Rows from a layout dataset
+ + + + +

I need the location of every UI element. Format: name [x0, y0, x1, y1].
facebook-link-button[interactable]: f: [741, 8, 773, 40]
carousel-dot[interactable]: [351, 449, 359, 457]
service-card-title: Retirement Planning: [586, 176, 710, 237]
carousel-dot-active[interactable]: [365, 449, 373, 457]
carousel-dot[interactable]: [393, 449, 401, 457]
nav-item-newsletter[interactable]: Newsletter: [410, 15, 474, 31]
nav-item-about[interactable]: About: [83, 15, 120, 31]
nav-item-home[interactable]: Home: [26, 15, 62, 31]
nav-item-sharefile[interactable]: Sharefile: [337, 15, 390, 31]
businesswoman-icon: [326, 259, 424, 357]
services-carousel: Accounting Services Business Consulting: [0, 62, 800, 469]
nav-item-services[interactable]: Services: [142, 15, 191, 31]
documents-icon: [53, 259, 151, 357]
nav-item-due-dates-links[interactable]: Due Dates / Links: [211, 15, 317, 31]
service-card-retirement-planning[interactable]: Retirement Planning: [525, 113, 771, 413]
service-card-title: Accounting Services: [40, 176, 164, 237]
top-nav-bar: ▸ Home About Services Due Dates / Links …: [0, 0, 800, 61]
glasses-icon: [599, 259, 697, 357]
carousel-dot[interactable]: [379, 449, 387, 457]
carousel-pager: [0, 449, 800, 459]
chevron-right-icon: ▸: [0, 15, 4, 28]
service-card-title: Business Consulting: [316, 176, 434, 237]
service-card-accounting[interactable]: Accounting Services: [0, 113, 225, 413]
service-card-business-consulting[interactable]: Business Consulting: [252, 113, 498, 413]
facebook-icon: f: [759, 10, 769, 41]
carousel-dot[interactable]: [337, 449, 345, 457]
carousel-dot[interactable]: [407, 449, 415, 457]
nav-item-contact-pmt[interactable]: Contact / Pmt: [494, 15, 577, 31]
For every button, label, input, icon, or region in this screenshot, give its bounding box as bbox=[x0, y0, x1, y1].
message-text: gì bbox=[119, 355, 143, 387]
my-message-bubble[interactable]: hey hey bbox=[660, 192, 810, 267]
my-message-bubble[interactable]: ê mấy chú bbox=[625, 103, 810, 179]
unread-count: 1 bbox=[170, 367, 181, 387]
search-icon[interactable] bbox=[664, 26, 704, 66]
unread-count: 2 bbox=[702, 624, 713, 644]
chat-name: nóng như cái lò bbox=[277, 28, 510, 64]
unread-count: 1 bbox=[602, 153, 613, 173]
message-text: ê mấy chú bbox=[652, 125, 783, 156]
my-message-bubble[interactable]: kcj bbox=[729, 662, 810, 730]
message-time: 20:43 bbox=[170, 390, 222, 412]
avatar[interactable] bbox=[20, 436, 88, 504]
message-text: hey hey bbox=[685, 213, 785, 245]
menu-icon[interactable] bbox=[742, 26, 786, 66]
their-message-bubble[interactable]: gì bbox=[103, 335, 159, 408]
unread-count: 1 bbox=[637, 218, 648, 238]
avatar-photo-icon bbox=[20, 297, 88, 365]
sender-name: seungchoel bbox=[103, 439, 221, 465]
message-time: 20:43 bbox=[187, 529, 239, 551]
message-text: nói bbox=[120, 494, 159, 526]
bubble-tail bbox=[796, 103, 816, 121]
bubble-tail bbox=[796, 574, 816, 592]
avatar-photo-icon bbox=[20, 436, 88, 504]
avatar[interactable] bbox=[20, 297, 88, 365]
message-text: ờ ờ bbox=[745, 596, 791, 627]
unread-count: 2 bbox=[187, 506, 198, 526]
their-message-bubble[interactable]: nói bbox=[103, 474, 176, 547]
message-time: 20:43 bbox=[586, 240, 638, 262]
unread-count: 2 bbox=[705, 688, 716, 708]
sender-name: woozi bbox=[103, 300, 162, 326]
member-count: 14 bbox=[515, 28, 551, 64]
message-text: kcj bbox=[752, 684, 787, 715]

+ + + + +

GIVEN INSTRUCTION:
Rewrite the items as a numbered list, from the start of the items up to and including the line with "nav-item-contact-pmt[interactable]: Contact /". Leave out any blank lines.

FULL OUTPUT:
1. I need the location of every UI element. Format: name [x0, y0, x1, y1].
2. facebook-link-button[interactable]: f: [741, 8, 773, 40]
3. carousel-dot[interactable]: [351, 449, 359, 457]
4. service-card-title: Retirement Planning: [586, 176, 710, 237]
5. carousel-dot-active[interactable]: [365, 449, 373, 457]
6. carousel-dot[interactable]: [393, 449, 401, 457]
7. nav-item-newsletter[interactable]: Newsletter: [410, 15, 474, 31]
8. nav-item-about[interactable]: About: [83, 15, 120, 31]
9. nav-item-home[interactable]: Home: [26, 15, 62, 31]
10. nav-item-sharefile[interactable]: Sharefile: [337, 15, 390, 31]
11. businesswoman-icon: [326, 259, 424, 357]
12. services-carousel: Accounting Services Business Consulting: [0, 62, 800, 469]
13. nav-item-services[interactable]: Services: [142, 15, 191, 31]
14. documents-icon: [53, 259, 151, 357]
15. nav-item-due-dates-links[interactable]: Due Dates / Links: [211, 15, 317, 31]
16. service-card-retirement-planning[interactable]: Retirement Planning: [525, 113, 771, 413]
17. service-card-title: Accounting Services: [40, 176, 164, 237]
18. top-nav-bar: ▸ Home About Services Due Dates / Links …: [0, 0, 800, 61]
19. glasses-icon: [599, 259, 697, 357]
20. carousel-dot[interactable]: [379, 449, 387, 457]
21. carousel-pager: [0, 449, 800, 459]
22. chevron-right-icon: ▸: [0, 15, 4, 28]
23. service-card-title: Business Consulting: [316, 176, 434, 237]
24. service-card-accounting[interactable]: Accounting Services: [0, 113, 225, 413]
25. service-card-business-consulting[interactable]: Business Consulting: [252, 113, 498, 413]
26. facebook-icon: f: [759, 10, 769, 41]
27. carousel-dot[interactable]: [337, 449, 345, 457]
28. carousel-dot[interactable]: [407, 449, 415, 457]
29. nav-item-contact-pmt[interactable]: Contact / Pmt: [494, 15, 577, 31]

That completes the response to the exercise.